TASK PROMPT: Quote every line of the listing below word for word, but leave out the pictures.

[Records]
::::::

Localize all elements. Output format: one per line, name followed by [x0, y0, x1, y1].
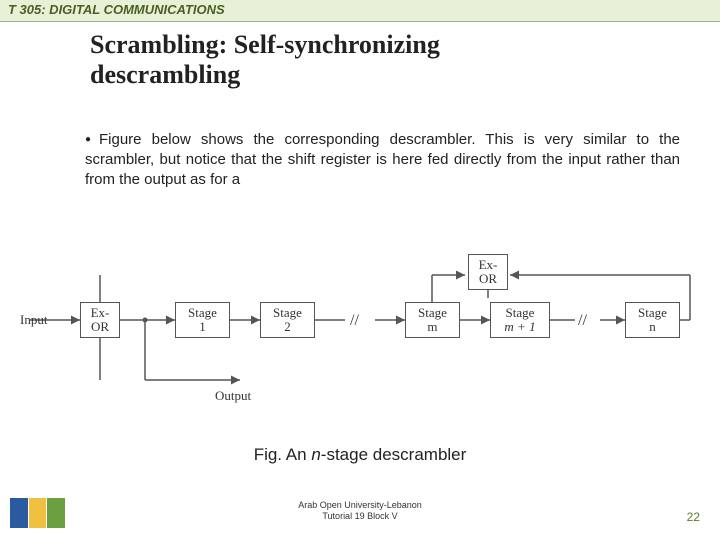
figure-caption: Fig. An n-stage descrambler — [0, 445, 720, 465]
footer-text: Arab Open University-Lebanon Tutorial 19… — [0, 500, 720, 522]
caption-suffix: -stage descrambler — [321, 445, 467, 464]
stage-2-block: Stage 2 — [260, 302, 315, 338]
output-label: Output — [215, 388, 251, 404]
bullet-content: Figure below shows the corresponding des… — [85, 131, 680, 189]
stage-m1-line1: Stage — [504, 306, 535, 320]
stage-1-block: Stage 1 — [175, 302, 230, 338]
stage-n-block: Stage n — [625, 302, 680, 338]
footer-line-2: Tutorial 19 Block V — [322, 511, 397, 521]
break-2: // — [578, 312, 587, 330]
exor-left-block: Ex- OR — [80, 302, 120, 338]
descrambler-diagram: Input Ex- OR Ex- OR Stage 1 Stage 2 // S… — [20, 250, 700, 420]
title-line-1: Scrambling: Self-synchronizing — [90, 30, 440, 59]
stage-m-block: Stage m — [405, 302, 460, 338]
stage-m1-line2: m + 1 — [504, 320, 535, 334]
title-line-2: descrambling — [90, 60, 240, 89]
caption-prefix: Fig. An — [254, 445, 312, 464]
caption-n: n — [311, 445, 320, 464]
page-number: 22 — [687, 510, 700, 524]
course-header: T 305: DIGITAL COMMUNICATIONS — [0, 0, 720, 22]
stage-m1-block: Stage m + 1 — [490, 302, 550, 338]
body-paragraph: ●Figure below shows the corresponding de… — [85, 130, 680, 191]
slide-title: Scrambling: Self-synchronizing descrambl… — [90, 30, 720, 90]
bullet-icon: ● — [85, 134, 97, 145]
break-1: // — [350, 312, 359, 330]
exor-top-block: Ex- OR — [468, 254, 508, 290]
input-label: Input — [20, 312, 47, 328]
diagram-final — [20, 250, 700, 420]
footer-line-1: Arab Open University-Lebanon — [298, 500, 422, 510]
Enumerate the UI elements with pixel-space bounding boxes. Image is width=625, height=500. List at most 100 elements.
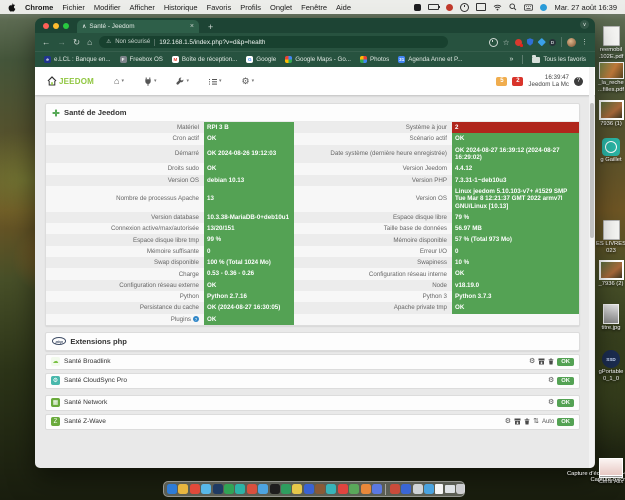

::::::

RESPONSE TO THIS TASK:
Localize all elements. Output format: one per line, name followed by [x0, y0, x1, y1].
figure-caption: Fig. An n-stage descrambler — [0, 445, 720, 465]
footer-text: Arab Open University-Lebanon Tutorial 19… — [0, 500, 720, 522]
caption-suffix: -stage descrambler — [321, 445, 467, 464]
stage-2-block: Stage 2 — [260, 302, 315, 338]
output-label: Output — [215, 388, 251, 404]
bullet-content: Figure below shows the corresponding des… — [85, 131, 680, 189]
stage-m1-line1: Stage — [504, 306, 535, 320]
stage-1-block: Stage 1 — [175, 302, 230, 338]
stage-n-block: Stage n — [625, 302, 680, 338]
footer-line-2: Tutorial 19 Block V — [322, 511, 397, 521]
break-2: // — [578, 312, 587, 330]
exor-left-block: Ex- OR — [80, 302, 120, 338]
descrambler-diagram: Input Ex- OR Ex- OR Stage 1 Stage 2 // S… — [20, 250, 700, 420]
title-line-1: Scrambling: Self-synchronizing — [90, 30, 440, 59]
stage-m-block: Stage m — [405, 302, 460, 338]
stage-m1-line2: m + 1 — [504, 320, 535, 334]
title-line-2: descrambling — [90, 60, 240, 89]
caption-prefix: Fig. An — [254, 445, 312, 464]
caption-n: n — [311, 445, 320, 464]
page-number: 22 — [687, 510, 700, 524]
course-header: T 305: DIGITAL COMMUNICATIONS — [0, 0, 720, 22]
stage-m1-block: Stage m + 1 — [490, 302, 550, 338]
body-paragraph: ●Figure below shows the corresponding de… — [85, 130, 680, 191]
slide-title: Scrambling: Self-synchronizing descrambl… — [90, 30, 720, 90]
bullet-icon: ● — [85, 134, 97, 145]
break-1: // — [350, 312, 359, 330]
exor-top-block: Ex- OR — [468, 254, 508, 290]
input-label: Input — [20, 312, 47, 328]
diagram-final — [20, 250, 700, 420]
footer-line-1: Arab Open University-Lebanon — [298, 500, 422, 510]
Enumerate the UI elements with pixel-space bounding boxes. Image is width=625, height=500. List at most 100 elements.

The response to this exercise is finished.